Pull each line holding "xlabel" out of the entries below.

===== Given records =====

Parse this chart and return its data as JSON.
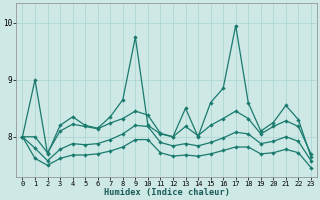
{
  "xlabel": "Humidex (Indice chaleur)",
  "bg_color": "#cde8e5",
  "grid_color": "#a8d5d1",
  "line_color": "#1a7a6e",
  "xlim": [
    -0.5,
    23.5
  ],
  "ylim": [
    7.3,
    10.35
  ],
  "yticks": [
    8,
    9,
    10
  ],
  "xticks": [
    0,
    1,
    2,
    3,
    4,
    5,
    6,
    7,
    8,
    9,
    10,
    11,
    12,
    13,
    14,
    15,
    16,
    17,
    18,
    19,
    20,
    21,
    22,
    23
  ],
  "series1": [
    8.0,
    9.0,
    7.7,
    8.2,
    8.35,
    8.2,
    8.15,
    8.35,
    8.65,
    9.75,
    8.2,
    8.05,
    8.0,
    8.5,
    8.0,
    8.6,
    8.85,
    9.95,
    8.6,
    8.1,
    8.25,
    8.55,
    8.3,
    7.65
  ],
  "series2": [
    8.0,
    8.0,
    7.72,
    8.1,
    8.22,
    8.18,
    8.14,
    8.24,
    8.32,
    8.45,
    8.38,
    8.06,
    8.0,
    8.18,
    8.02,
    8.2,
    8.32,
    8.45,
    8.32,
    8.05,
    8.18,
    8.28,
    8.18,
    7.7
  ],
  "series3": [
    8.0,
    7.8,
    7.58,
    7.78,
    7.88,
    7.86,
    7.88,
    7.95,
    8.05,
    8.2,
    8.18,
    7.9,
    7.84,
    7.88,
    7.84,
    7.9,
    7.98,
    8.08,
    8.05,
    7.88,
    7.92,
    8.0,
    7.92,
    7.58
  ],
  "series4": [
    8.0,
    7.62,
    7.5,
    7.62,
    7.68,
    7.68,
    7.7,
    7.75,
    7.82,
    7.95,
    7.95,
    7.72,
    7.66,
    7.68,
    7.66,
    7.7,
    7.76,
    7.82,
    7.82,
    7.7,
    7.72,
    7.78,
    7.72,
    7.46
  ],
  "linewidth": 0.9,
  "markersize": 2.2
}
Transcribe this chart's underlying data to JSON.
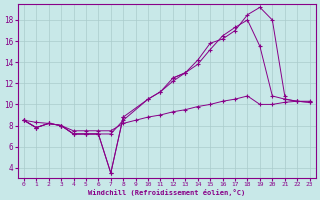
{
  "xlabel": "Windchill (Refroidissement éolien,°C)",
  "bg_color": "#c8e8e8",
  "grid_color": "#aacccc",
  "line_color": "#880088",
  "xlim": [
    -0.5,
    23.5
  ],
  "ylim": [
    3.0,
    19.5
  ],
  "xticks": [
    0,
    1,
    2,
    3,
    4,
    5,
    6,
    7,
    8,
    9,
    10,
    11,
    12,
    13,
    14,
    15,
    16,
    17,
    18,
    19,
    20,
    21,
    22,
    23
  ],
  "yticks": [
    4,
    6,
    8,
    10,
    12,
    14,
    16,
    18
  ],
  "lines": [
    {
      "segments": [
        {
          "x": [
            0,
            1,
            2,
            3,
            4,
            5,
            6,
            7,
            8
          ],
          "y": [
            8.5,
            7.8,
            8.2,
            8.0,
            7.2,
            7.2,
            7.2,
            3.5,
            8.8
          ]
        },
        {
          "x": [
            12,
            13
          ],
          "y": [
            12.5,
            13.0
          ]
        },
        {
          "x": [
            21,
            22,
            23
          ],
          "y": [
            10.5,
            10.3,
            10.2
          ]
        }
      ]
    },
    {
      "segments": [
        {
          "x": [
            0,
            1,
            2,
            3,
            4,
            5,
            6,
            7,
            8,
            10,
            11,
            12,
            13,
            14,
            15,
            16,
            17,
            18,
            19,
            20,
            21
          ],
          "y": [
            8.5,
            7.8,
            8.2,
            8.0,
            7.2,
            7.2,
            7.2,
            3.5,
            8.8,
            10.5,
            11.2,
            12.5,
            13.0,
            14.2,
            15.8,
            16.2,
            17.0,
            18.5,
            19.2,
            18.0,
            10.8
          ]
        }
      ]
    },
    {
      "segments": [
        {
          "x": [
            0,
            1,
            2,
            3,
            4,
            5,
            6,
            7,
            8,
            9,
            10,
            11,
            12,
            13,
            14,
            15,
            16,
            17,
            18,
            19,
            20,
            21,
            22,
            23
          ],
          "y": [
            8.5,
            8.3,
            8.2,
            8.0,
            7.5,
            7.5,
            7.5,
            7.5,
            8.2,
            8.5,
            8.8,
            9.0,
            9.3,
            9.5,
            9.8,
            10.0,
            10.3,
            10.5,
            10.8,
            10.0,
            10.0,
            10.2,
            10.3,
            10.3
          ]
        }
      ]
    },
    {
      "segments": [
        {
          "x": [
            0,
            1,
            2,
            3,
            4,
            5,
            6,
            7,
            8,
            10,
            11,
            12,
            13,
            14,
            15,
            16,
            17,
            18,
            19,
            20,
            21,
            22,
            23
          ],
          "y": [
            8.5,
            7.8,
            8.2,
            8.0,
            7.2,
            7.2,
            7.2,
            7.2,
            8.5,
            10.5,
            11.2,
            12.2,
            13.0,
            13.8,
            15.2,
            16.5,
            17.3,
            18.0,
            15.5,
            10.8,
            10.5,
            10.3,
            10.2
          ]
        }
      ]
    }
  ]
}
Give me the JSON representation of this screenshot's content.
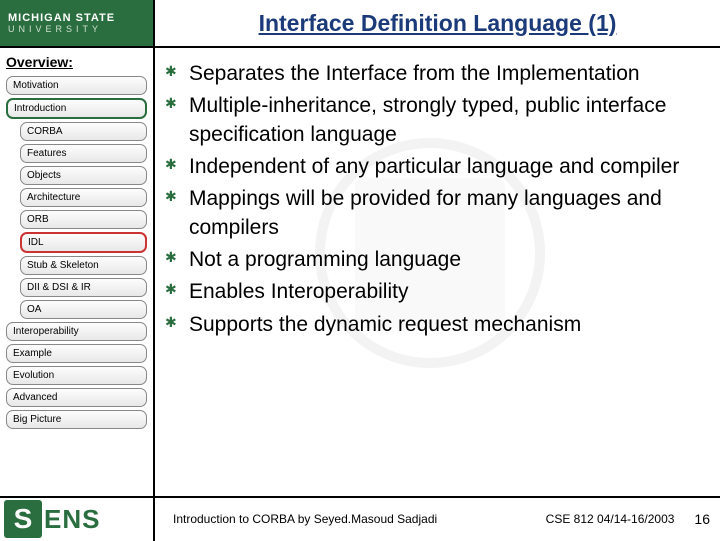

=====

• _Task solution_:
  "xlabel": "Humidex (Indice chaleur)",
  "xlabel": "Windchill (Refroidissement éolien,°C)",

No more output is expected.